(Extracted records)
++++

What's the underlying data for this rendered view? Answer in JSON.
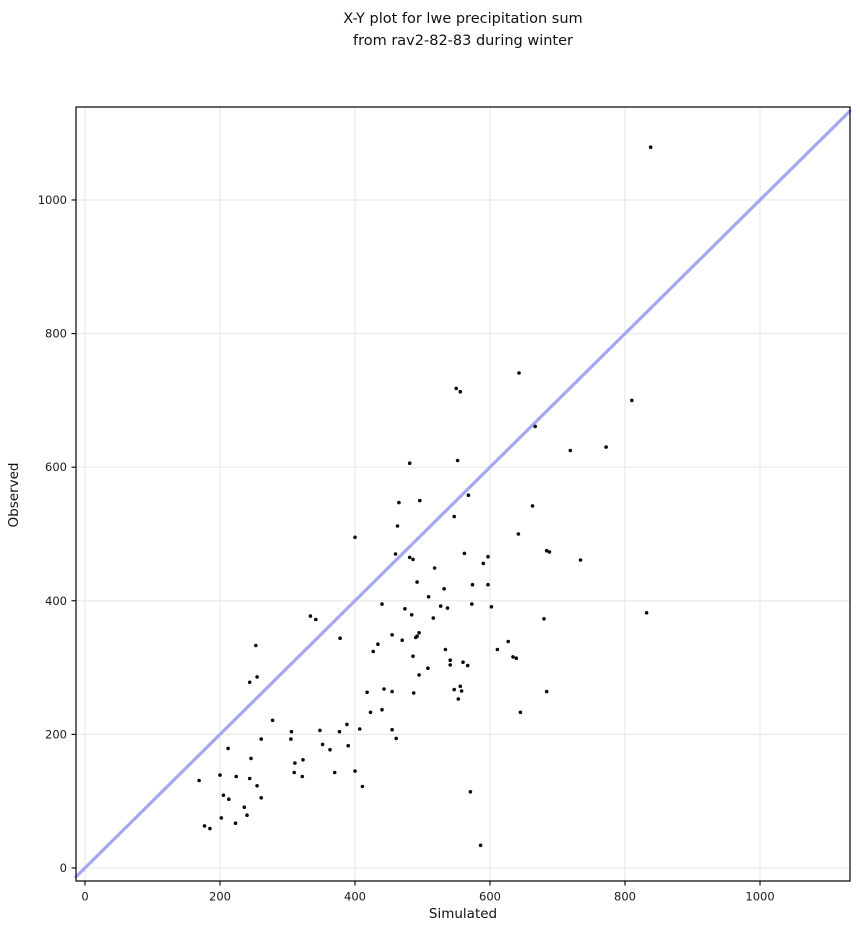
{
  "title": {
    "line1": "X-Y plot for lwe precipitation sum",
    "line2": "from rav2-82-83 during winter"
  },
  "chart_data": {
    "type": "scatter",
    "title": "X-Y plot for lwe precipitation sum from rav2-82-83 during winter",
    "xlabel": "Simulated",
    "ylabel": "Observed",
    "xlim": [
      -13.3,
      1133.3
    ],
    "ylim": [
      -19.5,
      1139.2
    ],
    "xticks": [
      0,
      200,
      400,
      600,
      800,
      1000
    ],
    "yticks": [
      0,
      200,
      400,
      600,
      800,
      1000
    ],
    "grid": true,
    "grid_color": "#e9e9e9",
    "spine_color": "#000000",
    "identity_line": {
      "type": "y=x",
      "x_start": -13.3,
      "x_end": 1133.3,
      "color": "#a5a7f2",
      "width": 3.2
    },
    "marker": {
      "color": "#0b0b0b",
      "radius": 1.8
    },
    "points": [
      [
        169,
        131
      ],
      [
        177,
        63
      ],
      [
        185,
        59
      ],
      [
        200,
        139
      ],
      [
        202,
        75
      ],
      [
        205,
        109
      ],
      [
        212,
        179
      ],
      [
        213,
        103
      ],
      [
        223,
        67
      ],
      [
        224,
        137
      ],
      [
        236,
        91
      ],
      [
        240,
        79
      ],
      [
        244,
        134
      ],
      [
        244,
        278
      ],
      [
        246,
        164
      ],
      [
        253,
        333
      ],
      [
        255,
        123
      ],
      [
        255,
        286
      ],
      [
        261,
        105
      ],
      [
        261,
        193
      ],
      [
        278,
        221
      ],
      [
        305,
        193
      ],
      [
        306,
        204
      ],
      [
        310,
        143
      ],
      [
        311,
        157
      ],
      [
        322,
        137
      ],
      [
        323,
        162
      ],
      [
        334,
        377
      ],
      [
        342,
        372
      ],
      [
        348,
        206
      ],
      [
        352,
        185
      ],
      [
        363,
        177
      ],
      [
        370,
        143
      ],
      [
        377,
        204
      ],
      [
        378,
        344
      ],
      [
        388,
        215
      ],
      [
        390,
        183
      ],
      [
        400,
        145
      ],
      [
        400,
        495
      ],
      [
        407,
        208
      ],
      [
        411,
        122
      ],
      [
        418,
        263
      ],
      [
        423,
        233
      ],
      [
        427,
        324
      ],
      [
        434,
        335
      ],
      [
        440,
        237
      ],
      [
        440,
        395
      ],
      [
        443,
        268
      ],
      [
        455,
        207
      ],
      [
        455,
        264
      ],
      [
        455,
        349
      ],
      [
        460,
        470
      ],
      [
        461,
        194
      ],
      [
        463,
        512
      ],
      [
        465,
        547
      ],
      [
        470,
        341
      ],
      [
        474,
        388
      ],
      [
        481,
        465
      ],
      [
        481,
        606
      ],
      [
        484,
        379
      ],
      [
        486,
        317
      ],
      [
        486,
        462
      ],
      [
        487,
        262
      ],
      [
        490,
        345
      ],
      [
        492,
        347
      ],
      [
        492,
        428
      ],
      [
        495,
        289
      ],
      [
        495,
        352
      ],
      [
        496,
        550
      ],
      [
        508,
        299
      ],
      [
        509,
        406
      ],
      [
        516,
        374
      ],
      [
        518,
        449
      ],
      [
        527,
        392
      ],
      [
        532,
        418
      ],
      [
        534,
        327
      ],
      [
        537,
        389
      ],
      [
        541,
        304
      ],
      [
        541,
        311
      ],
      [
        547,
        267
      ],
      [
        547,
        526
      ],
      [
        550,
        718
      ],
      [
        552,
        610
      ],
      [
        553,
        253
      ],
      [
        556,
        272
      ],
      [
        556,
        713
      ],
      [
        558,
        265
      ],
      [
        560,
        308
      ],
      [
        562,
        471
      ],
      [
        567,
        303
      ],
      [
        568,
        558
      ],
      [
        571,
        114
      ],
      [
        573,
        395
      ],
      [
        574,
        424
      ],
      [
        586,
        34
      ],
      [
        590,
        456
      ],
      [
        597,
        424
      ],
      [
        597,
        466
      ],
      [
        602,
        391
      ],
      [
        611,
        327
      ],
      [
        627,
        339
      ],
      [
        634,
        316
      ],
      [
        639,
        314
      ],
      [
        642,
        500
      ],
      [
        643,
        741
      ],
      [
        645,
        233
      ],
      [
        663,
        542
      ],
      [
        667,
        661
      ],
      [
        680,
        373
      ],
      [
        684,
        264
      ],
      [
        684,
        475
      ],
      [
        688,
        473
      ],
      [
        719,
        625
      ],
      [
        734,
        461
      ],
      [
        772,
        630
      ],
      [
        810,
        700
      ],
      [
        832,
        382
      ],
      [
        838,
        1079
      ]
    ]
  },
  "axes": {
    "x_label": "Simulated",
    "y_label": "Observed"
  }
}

++++

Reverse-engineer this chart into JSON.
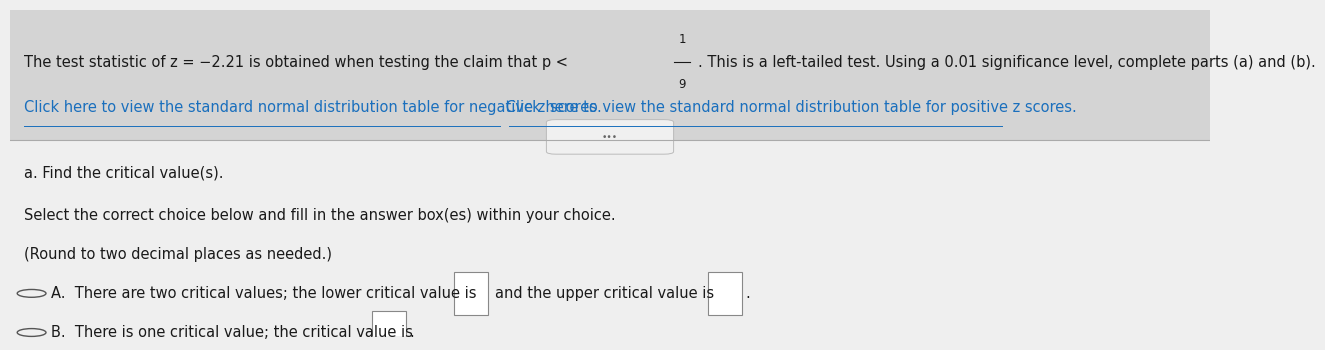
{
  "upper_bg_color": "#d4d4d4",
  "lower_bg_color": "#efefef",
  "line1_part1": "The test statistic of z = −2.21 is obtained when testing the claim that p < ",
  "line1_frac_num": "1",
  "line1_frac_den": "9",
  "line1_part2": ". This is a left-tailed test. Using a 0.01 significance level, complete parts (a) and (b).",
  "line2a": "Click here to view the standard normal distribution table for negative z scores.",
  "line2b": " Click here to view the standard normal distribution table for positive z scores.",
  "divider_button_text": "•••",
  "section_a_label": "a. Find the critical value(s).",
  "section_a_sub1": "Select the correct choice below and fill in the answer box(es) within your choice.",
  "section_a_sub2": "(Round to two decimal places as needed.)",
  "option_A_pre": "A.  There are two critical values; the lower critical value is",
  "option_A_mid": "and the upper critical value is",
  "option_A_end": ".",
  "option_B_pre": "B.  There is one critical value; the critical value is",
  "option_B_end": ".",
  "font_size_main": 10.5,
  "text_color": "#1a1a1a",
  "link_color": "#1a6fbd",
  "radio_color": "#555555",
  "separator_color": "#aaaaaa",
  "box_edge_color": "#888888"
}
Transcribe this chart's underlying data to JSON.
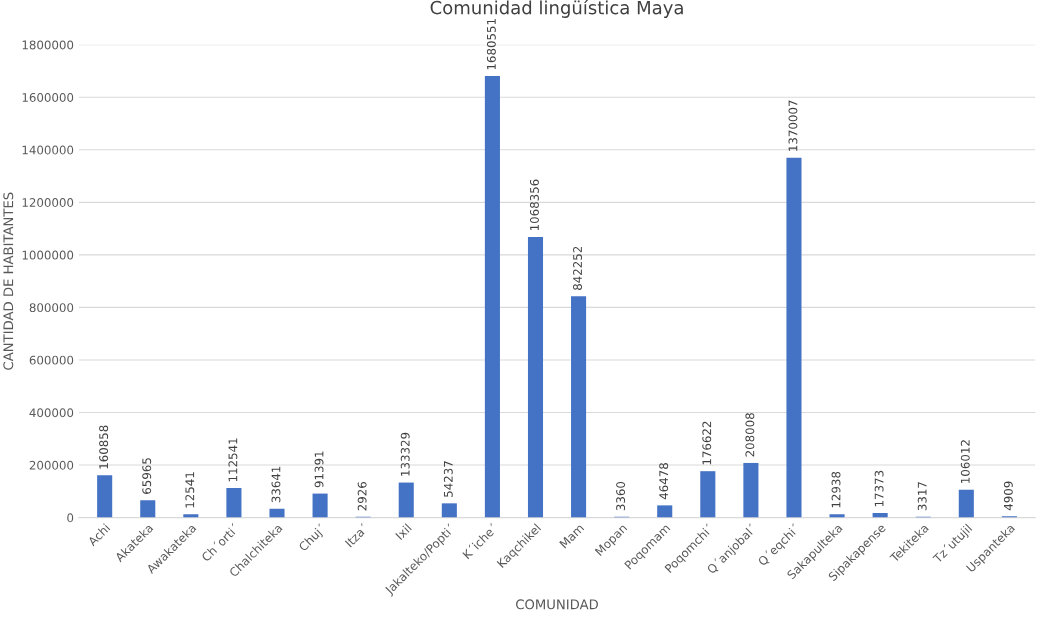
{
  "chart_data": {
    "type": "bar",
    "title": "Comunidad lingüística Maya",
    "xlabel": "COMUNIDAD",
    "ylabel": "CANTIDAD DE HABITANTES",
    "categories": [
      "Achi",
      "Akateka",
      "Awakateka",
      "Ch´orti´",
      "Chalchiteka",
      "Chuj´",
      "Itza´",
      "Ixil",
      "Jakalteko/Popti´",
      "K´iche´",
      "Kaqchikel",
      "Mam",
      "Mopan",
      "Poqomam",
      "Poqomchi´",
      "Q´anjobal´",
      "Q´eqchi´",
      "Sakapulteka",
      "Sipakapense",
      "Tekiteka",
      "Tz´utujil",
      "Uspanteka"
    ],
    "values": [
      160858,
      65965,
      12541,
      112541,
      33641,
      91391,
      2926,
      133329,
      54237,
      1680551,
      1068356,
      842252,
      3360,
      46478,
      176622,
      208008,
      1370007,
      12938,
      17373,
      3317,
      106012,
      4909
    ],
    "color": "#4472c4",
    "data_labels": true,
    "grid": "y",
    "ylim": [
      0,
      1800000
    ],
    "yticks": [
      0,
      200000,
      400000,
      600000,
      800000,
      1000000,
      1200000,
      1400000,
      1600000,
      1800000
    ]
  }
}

++++

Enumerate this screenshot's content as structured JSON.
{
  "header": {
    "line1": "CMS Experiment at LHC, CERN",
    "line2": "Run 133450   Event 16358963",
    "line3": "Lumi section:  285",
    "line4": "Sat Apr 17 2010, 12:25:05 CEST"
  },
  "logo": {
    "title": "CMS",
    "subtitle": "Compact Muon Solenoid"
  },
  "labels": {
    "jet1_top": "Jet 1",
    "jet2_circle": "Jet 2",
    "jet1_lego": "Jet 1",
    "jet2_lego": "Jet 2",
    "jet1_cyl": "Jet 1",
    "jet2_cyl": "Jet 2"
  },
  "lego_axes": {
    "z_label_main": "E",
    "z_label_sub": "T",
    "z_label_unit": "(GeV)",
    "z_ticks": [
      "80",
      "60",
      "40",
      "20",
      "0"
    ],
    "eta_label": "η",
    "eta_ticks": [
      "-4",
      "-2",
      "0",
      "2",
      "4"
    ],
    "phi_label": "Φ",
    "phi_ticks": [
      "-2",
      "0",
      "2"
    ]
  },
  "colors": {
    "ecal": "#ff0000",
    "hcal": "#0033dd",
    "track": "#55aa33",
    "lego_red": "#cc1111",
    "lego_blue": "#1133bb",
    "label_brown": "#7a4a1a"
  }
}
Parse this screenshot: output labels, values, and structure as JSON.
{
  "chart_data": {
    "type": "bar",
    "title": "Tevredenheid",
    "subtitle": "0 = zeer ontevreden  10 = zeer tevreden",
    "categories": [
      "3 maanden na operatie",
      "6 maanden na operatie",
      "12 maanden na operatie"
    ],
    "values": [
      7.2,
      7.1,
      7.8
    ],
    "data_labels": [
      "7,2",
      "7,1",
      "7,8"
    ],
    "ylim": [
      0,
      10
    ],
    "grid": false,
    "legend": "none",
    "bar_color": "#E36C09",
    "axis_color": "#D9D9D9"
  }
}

++++

Given exercise
Read through the lines above and collect those that contain the string "during".

The answer
    "line2": "from rav2-82-83 during winter"
    "title": "X-Y plot for lwe precipitation sum from rav2-82-83 during winter",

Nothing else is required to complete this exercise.